• _To do_
Gather each line of the entries below that includes "text".
---- Material provided
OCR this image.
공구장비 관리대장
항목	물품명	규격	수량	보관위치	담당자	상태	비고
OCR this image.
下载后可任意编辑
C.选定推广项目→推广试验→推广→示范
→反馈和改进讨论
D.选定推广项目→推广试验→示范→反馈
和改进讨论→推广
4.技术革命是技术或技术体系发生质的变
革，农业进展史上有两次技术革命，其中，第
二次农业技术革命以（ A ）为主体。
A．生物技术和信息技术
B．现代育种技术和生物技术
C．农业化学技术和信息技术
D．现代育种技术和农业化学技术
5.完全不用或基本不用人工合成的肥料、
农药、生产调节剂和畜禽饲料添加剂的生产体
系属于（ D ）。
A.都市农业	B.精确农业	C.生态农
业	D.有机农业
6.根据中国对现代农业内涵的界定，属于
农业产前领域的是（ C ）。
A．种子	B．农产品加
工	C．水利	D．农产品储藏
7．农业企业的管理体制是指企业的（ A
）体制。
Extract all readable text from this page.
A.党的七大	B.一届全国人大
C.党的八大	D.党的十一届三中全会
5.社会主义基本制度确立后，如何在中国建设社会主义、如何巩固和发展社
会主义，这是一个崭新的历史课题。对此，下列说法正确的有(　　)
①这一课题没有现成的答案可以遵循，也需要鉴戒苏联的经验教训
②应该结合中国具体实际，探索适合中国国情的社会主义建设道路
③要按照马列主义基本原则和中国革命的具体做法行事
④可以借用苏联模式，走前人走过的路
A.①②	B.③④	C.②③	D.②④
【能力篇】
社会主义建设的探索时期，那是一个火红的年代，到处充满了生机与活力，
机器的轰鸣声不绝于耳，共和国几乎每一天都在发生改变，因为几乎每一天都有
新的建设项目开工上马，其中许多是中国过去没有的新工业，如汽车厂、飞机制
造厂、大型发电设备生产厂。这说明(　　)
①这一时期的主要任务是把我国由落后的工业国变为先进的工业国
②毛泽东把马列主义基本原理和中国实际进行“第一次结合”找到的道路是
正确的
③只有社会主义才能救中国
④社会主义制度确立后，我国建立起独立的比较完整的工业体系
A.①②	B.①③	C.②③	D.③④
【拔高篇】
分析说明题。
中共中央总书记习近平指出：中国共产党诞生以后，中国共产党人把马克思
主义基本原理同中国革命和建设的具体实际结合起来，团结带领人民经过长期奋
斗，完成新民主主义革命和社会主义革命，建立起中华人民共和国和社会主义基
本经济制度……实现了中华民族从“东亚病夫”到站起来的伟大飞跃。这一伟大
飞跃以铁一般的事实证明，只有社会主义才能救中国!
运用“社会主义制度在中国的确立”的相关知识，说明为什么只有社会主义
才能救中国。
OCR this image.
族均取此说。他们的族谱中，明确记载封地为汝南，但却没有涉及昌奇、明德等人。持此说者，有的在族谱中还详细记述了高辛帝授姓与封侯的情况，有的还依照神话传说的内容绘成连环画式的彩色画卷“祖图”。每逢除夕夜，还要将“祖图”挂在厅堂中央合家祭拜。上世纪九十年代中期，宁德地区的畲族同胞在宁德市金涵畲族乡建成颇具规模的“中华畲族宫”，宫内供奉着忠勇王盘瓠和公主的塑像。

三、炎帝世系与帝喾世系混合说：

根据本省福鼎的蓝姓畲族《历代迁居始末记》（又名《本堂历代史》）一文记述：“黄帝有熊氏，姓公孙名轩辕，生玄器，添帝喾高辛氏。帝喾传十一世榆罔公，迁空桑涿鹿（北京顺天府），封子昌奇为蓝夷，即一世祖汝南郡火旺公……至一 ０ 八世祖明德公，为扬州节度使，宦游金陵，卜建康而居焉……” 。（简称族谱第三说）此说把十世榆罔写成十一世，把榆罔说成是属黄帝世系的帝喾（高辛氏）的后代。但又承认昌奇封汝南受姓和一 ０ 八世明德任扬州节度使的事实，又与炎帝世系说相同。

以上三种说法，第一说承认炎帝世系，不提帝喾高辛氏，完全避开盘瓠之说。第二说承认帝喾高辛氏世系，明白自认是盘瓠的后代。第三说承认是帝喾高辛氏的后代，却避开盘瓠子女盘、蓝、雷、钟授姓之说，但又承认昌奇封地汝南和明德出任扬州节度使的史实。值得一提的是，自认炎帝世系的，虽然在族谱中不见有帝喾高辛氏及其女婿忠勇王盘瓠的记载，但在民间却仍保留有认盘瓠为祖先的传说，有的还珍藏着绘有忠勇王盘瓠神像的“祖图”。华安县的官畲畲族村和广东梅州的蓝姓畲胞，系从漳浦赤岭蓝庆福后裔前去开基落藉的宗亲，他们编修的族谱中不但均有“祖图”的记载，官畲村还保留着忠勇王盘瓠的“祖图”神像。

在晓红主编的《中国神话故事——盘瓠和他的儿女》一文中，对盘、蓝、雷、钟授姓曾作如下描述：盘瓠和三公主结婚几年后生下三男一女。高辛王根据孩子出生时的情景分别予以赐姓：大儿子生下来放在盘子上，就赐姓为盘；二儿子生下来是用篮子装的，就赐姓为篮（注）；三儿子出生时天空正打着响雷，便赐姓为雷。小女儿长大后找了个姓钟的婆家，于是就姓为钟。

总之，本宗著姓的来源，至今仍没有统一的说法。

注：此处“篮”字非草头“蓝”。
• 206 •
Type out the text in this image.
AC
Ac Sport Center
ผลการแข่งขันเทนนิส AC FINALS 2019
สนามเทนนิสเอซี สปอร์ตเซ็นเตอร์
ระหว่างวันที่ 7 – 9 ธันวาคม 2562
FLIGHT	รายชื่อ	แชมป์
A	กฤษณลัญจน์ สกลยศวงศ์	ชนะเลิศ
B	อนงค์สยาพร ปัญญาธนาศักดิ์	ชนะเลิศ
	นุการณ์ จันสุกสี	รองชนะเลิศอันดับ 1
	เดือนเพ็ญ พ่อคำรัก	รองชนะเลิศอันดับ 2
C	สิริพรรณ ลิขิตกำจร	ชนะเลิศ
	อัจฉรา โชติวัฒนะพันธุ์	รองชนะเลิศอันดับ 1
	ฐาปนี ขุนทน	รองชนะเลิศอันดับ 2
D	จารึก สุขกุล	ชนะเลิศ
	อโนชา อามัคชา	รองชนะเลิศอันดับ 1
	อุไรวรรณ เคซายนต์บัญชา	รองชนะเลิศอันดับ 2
--------
• _Answer in full_
Extract all readable text from this page.
Type out the text in this image.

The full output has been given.